--- Data supplied ---

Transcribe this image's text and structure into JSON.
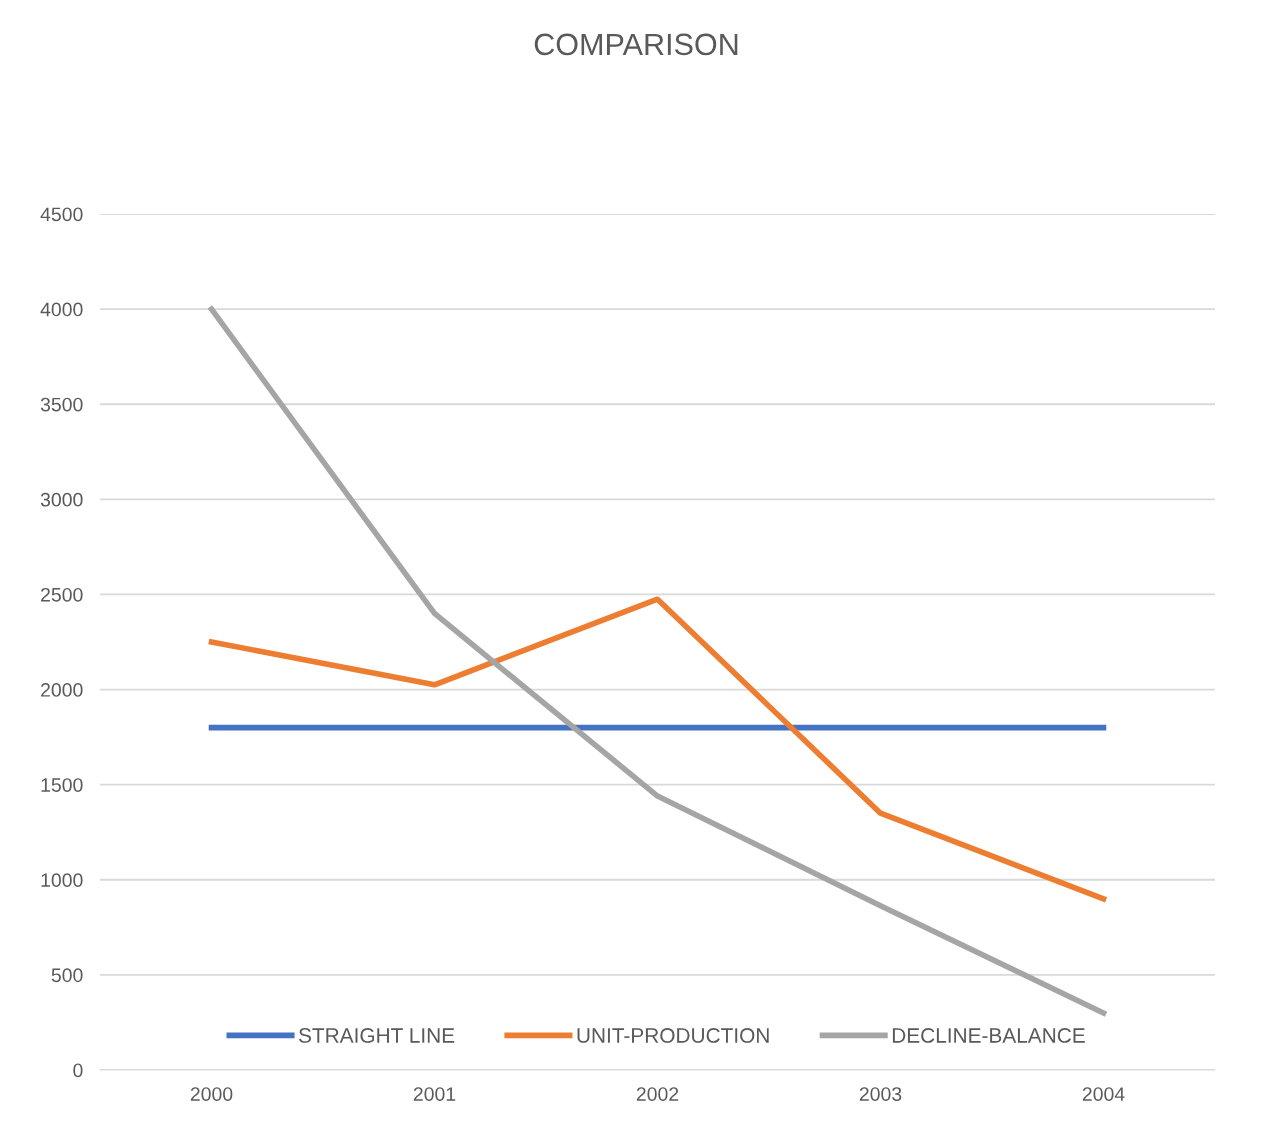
{
  "chart_data": {
    "type": "line",
    "title": "COMPARISON",
    "categories": [
      "2000",
      "2001",
      "2002",
      "2003",
      "2004"
    ],
    "series": [
      {
        "name": "STRAIGHT LINE",
        "color": "#4472c4",
        "values": [
          1800,
          1800,
          1800,
          1800,
          1800
        ]
      },
      {
        "name": "UNIT-PRODUCTION",
        "color": "#ed7d31",
        "values": [
          2250,
          2025,
          2475,
          1350,
          900
        ]
      },
      {
        "name": "DECLINE-BALANCE",
        "color": "#a5a5a5",
        "values": [
          4000,
          2400,
          1440,
          864,
          300
        ]
      }
    ],
    "ylim": [
      0,
      4500
    ],
    "yticks": [
      0,
      500,
      1000,
      1500,
      2000,
      2500,
      3000,
      3500,
      4000,
      4500
    ],
    "grid": "y",
    "legend": "bottom",
    "marker": "none",
    "line_style": "solid"
  }
}
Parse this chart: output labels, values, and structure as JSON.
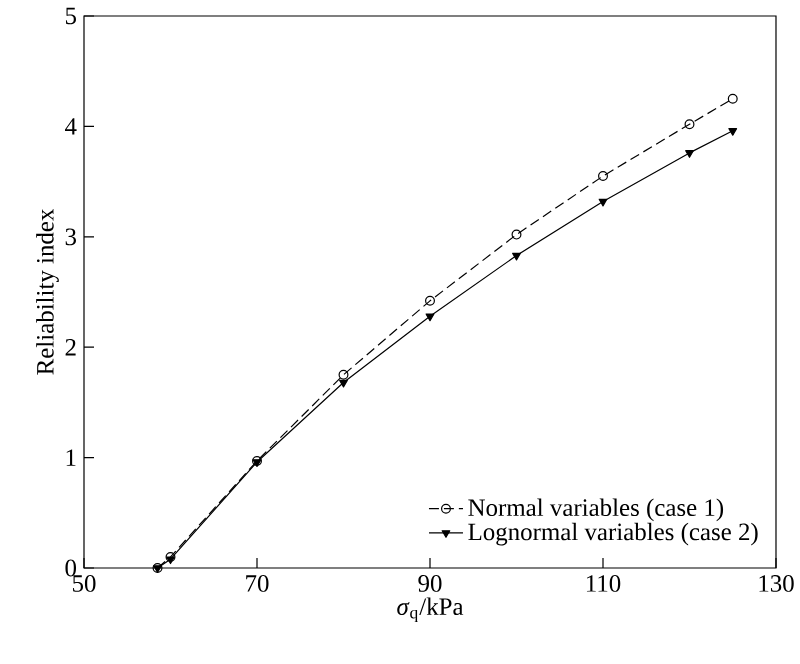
{
  "chart_data": {
    "type": "line",
    "xlabel": "*σ*$_{q}$/kPa",
    "ylabel": "Reliability index",
    "x": [
      58.5,
      60,
      70,
      80,
      90,
      100,
      110,
      120,
      125
    ],
    "series": [
      {
        "name": "Normal variables (case 1)",
        "color": "#000000",
        "marker": "circle",
        "line_style": "dashed",
        "values": [
          0,
          0.1,
          0.97,
          1.75,
          2.42,
          3.02,
          3.55,
          4.02,
          4.25
        ]
      },
      {
        "name": "Lognormal variables (case 2)",
        "color": "#000000",
        "marker": "triangle",
        "line_style": "solid",
        "values": [
          0,
          0.08,
          0.96,
          1.68,
          2.28,
          2.83,
          3.32,
          3.76,
          3.96
        ]
      }
    ],
    "xlim": [
      50,
      130
    ],
    "xticks": [
      50,
      70,
      90,
      110,
      130
    ],
    "ylim": [
      0,
      5
    ],
    "yticks": [
      0,
      1,
      2,
      3,
      4,
      5
    ],
    "legend": "bottom right"
  }
}
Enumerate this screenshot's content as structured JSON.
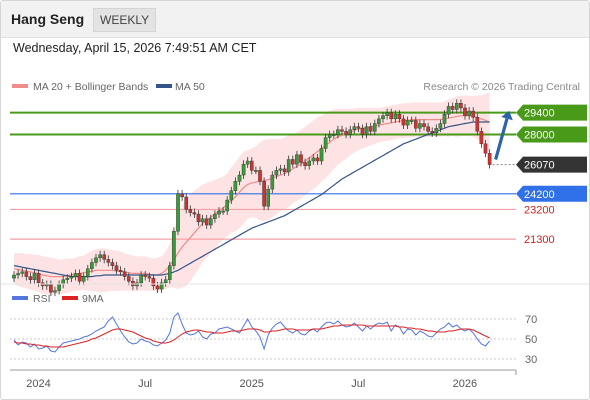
{
  "header": {
    "instrument": "Hang Seng",
    "period": "WEEKLY",
    "datetime": "Wednesday, April 15, 2026 7:49:51 AM CET"
  },
  "legend": {
    "ma20_label": "MA 20 + Bollinger Bands",
    "ma50_label": "MA 50",
    "copyright": "Research © 2026 Trading Central",
    "rsi_label": "RSI",
    "ma9_label": "9MA"
  },
  "colors": {
    "up": "#3a9a3a",
    "down": "#cc3333",
    "ma20": "#f08c8c",
    "ma50": "#33558a",
    "band": "#fde3e3",
    "resistance": "#4a9a1a",
    "support": "#3070e8",
    "support_line": "#f4a0a8",
    "rsi": "#5577dd",
    "rsi_ma": "#dd2222",
    "last": "#333333",
    "arrow": "#2d64a8"
  },
  "chart_data": {
    "type": "candlestick",
    "price_range": [
      19000,
      30400
    ],
    "levels": [
      {
        "value": 29400,
        "label": "29400",
        "kind": "resistance"
      },
      {
        "value": 28000,
        "label": "28000",
        "kind": "resistance"
      },
      {
        "value": 26070,
        "label": "26070",
        "kind": "last"
      },
      {
        "value": 24200,
        "label": "24200",
        "kind": "pivot"
      },
      {
        "value": 23200,
        "label": "23200",
        "kind": "support"
      },
      {
        "value": 21300,
        "label": "21300",
        "kind": "support"
      }
    ],
    "x_labels": [
      "2024",
      "Jul",
      "2025",
      "Jul",
      "2026"
    ],
    "x_label_index": [
      5,
      31,
      57,
      83,
      109
    ],
    "closes": [
      19000,
      19100,
      19200,
      18900,
      18700,
      19100,
      18500,
      18300,
      18400,
      17900,
      18000,
      18400,
      18700,
      18800,
      18900,
      19100,
      18600,
      18900,
      19400,
      19800,
      20100,
      20300,
      20000,
      19800,
      19600,
      19300,
      19200,
      18900,
      18600,
      18300,
      18500,
      19000,
      18900,
      18800,
      18300,
      18100,
      18500,
      18700,
      19600,
      21800,
      24200,
      24000,
      23200,
      23000,
      22900,
      22400,
      22600,
      22200,
      22600,
      22900,
      23100,
      23100,
      23800,
      24400,
      25000,
      25400,
      26100,
      26300,
      25700,
      25700,
      25000,
      23400,
      24500,
      25400,
      25700,
      25800,
      25600,
      26400,
      26100,
      26700,
      26200,
      26000,
      26300,
      26500,
      26300,
      27100,
      27800,
      28000,
      28000,
      28300,
      28200,
      28000,
      28300,
      28500,
      28400,
      28000,
      28500,
      28200,
      28700,
      29000,
      29200,
      29400,
      29000,
      29300,
      29000,
      28600,
      28900,
      28900,
      28400,
      28700,
      28500,
      28200,
      28100,
      28400,
      28700,
      29300,
      29800,
      29600,
      30000,
      29700,
      29200,
      29500,
      29100,
      28200,
      27400,
      26800,
      26070
    ],
    "ma20": [
      19400,
      19350,
      19300,
      19250,
      19200,
      19150,
      19100,
      19000,
      18950,
      18900,
      18900,
      18900,
      18900,
      18950,
      19000,
      19050,
      19100,
      19150,
      19200,
      19250,
      19300,
      19300,
      19300,
      19300,
      19300,
      19250,
      19250,
      19200,
      19150,
      19100,
      19100,
      19100,
      19100,
      19050,
      19000,
      19000,
      19100,
      19300,
      19600,
      20000,
      20400,
      20800,
      21100,
      21400,
      21700,
      22000,
      22300,
      22500,
      22700,
      22900,
      23100,
      23300,
      23500,
      23800,
      24000,
      24300,
      24600,
      24800,
      24900,
      24950,
      25000,
      25050,
      25100,
      25200,
      25300,
      25400,
      25500,
      25650,
      25800,
      25950,
      26100,
      26300,
      26500,
      26700,
      26900,
      27100,
      27300,
      27500,
      27700,
      27850,
      27950,
      28050,
      28150,
      28250,
      28350,
      28400,
      28450,
      28500,
      28550,
      28600,
      28650,
      28700,
      28750,
      28800,
      28850,
      28900,
      28900,
      28950,
      28950,
      28950,
      28950,
      28950,
      28950,
      28950,
      28950,
      29000,
      29050,
      29100,
      29150,
      29200,
      29200,
      29200,
      29150,
      29100,
      29000,
      28900,
      28800
    ],
    "bb_width": [
      1000,
      1050,
      1100,
      1100,
      1150,
      1150,
      1200,
      1200,
      1200,
      1200,
      1150,
      1100,
      1100,
      1100,
      1050,
      1050,
      1100,
      1100,
      1200,
      1300,
      1350,
      1400,
      1400,
      1350,
      1300,
      1300,
      1250,
      1200,
      1150,
      1150,
      1100,
      1100,
      1100,
      1050,
      1050,
      1100,
      1100,
      1200,
      1400,
      1800,
      2300,
      2600,
      2800,
      2800,
      2700,
      2600,
      2500,
      2400,
      2300,
      2200,
      2100,
      2000,
      2000,
      2100,
      2200,
      2300,
      2300,
      2200,
      2200,
      2300,
      2500,
      2600,
      2600,
      2500,
      2400,
      2300,
      2300,
      2300,
      2200,
      2200,
      2200,
      2200,
      2200,
      2200,
      2200,
      2100,
      2100,
      2000,
      1900,
      1800,
      1700,
      1600,
      1500,
      1400,
      1350,
      1300,
      1250,
      1200,
      1150,
      1100,
      1100,
      1100,
      1100,
      1100,
      1100,
      1100,
      1100,
      1100,
      1100,
      1100,
      1100,
      1100,
      1100,
      1100,
      1100,
      1100,
      1200,
      1200,
      1300,
      1300,
      1300,
      1300,
      1300,
      1400,
      1500,
      1700,
      1900
    ],
    "ma50": [
      19600,
      19550,
      19500,
      19450,
      19400,
      19350,
      19300,
      19250,
      19200,
      19150,
      19100,
      19050,
      19000,
      18950,
      18900,
      18900,
      18900,
      18900,
      18900,
      18900,
      18950,
      18950,
      19000,
      19000,
      19000,
      19000,
      19000,
      19000,
      19000,
      19000,
      19000,
      19000,
      19000,
      19000,
      19000,
      19000,
      19000,
      19050,
      19100,
      19200,
      19300,
      19450,
      19600,
      19750,
      19900,
      20050,
      20200,
      20350,
      20500,
      20650,
      20800,
      20950,
      21100,
      21250,
      21400,
      21550,
      21700,
      21850,
      22000,
      22100,
      22200,
      22300,
      22400,
      22500,
      22600,
      22700,
      22800,
      22950,
      23100,
      23250,
      23400,
      23550,
      23700,
      23850,
      24000,
      24150,
      24350,
      24550,
      24750,
      24950,
      25150,
      25300,
      25450,
      25600,
      25750,
      25900,
      26050,
      26200,
      26350,
      26500,
      26650,
      26800,
      26950,
      27100,
      27250,
      27400,
      27500,
      27600,
      27700,
      27800,
      27900,
      28000,
      28100,
      28200,
      28300,
      28400,
      28500,
      28550,
      28600,
      28650,
      28700,
      28750,
      28800,
      28800,
      28800,
      28800,
      28800
    ],
    "rsi": {
      "axis_ticks": [
        70,
        50,
        30
      ],
      "range": [
        25,
        75
      ],
      "rsi": [
        49,
        44,
        47,
        46,
        42,
        45,
        40,
        41,
        43,
        38,
        37,
        42,
        46,
        47,
        48,
        49,
        50,
        52,
        53,
        55,
        58,
        60,
        62,
        68,
        72,
        65,
        58,
        52,
        47,
        45,
        46,
        50,
        48,
        47,
        44,
        43,
        46,
        49,
        56,
        72,
        76,
        65,
        56,
        54,
        55,
        58,
        52,
        50,
        55,
        56,
        60,
        61,
        62,
        60,
        58,
        56,
        63,
        70,
        62,
        58,
        52,
        40,
        54,
        61,
        65,
        67,
        62,
        58,
        56,
        59,
        55,
        54,
        58,
        60,
        57,
        62,
        66,
        67,
        65,
        68,
        64,
        62,
        63,
        66,
        62,
        58,
        63,
        60,
        64,
        66,
        65,
        67,
        58,
        64,
        62,
        55,
        60,
        59,
        54,
        58,
        56,
        53,
        52,
        56,
        60,
        62,
        66,
        62,
        64,
        60,
        58,
        60,
        56,
        50,
        45,
        43,
        48
      ],
      "ma9": [
        47,
        46,
        46,
        45,
        45,
        44,
        44,
        43,
        43,
        42,
        42,
        42,
        42,
        43,
        44,
        45,
        46,
        47,
        48,
        50,
        51,
        53,
        55,
        57,
        59,
        60,
        60,
        59,
        58,
        57,
        55,
        53,
        51,
        50,
        48,
        47,
        46,
        46,
        47,
        49,
        52,
        55,
        57,
        58,
        59,
        59,
        58,
        57,
        57,
        56,
        56,
        56,
        57,
        58,
        58,
        58,
        59,
        60,
        60,
        60,
        59,
        57,
        57,
        58,
        58,
        59,
        60,
        60,
        60,
        59,
        59,
        59,
        59,
        60,
        60,
        60,
        61,
        62,
        63,
        63,
        64,
        64,
        64,
        64,
        64,
        64,
        63,
        63,
        63,
        63,
        63,
        63,
        63,
        63,
        62,
        62,
        61,
        61,
        60,
        60,
        59,
        58,
        58,
        57,
        57,
        57,
        58,
        58,
        59,
        60,
        60,
        60,
        59,
        57,
        55,
        53,
        51
      ]
    }
  }
}
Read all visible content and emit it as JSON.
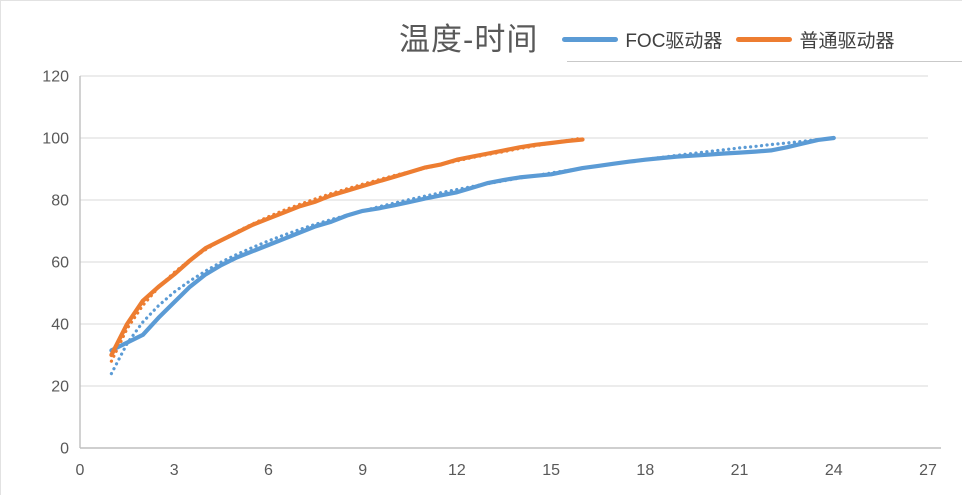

---

» **To do**:
Give the count of lines that hold the word "content", with nothing added.

» **Answer to the exercise**:
2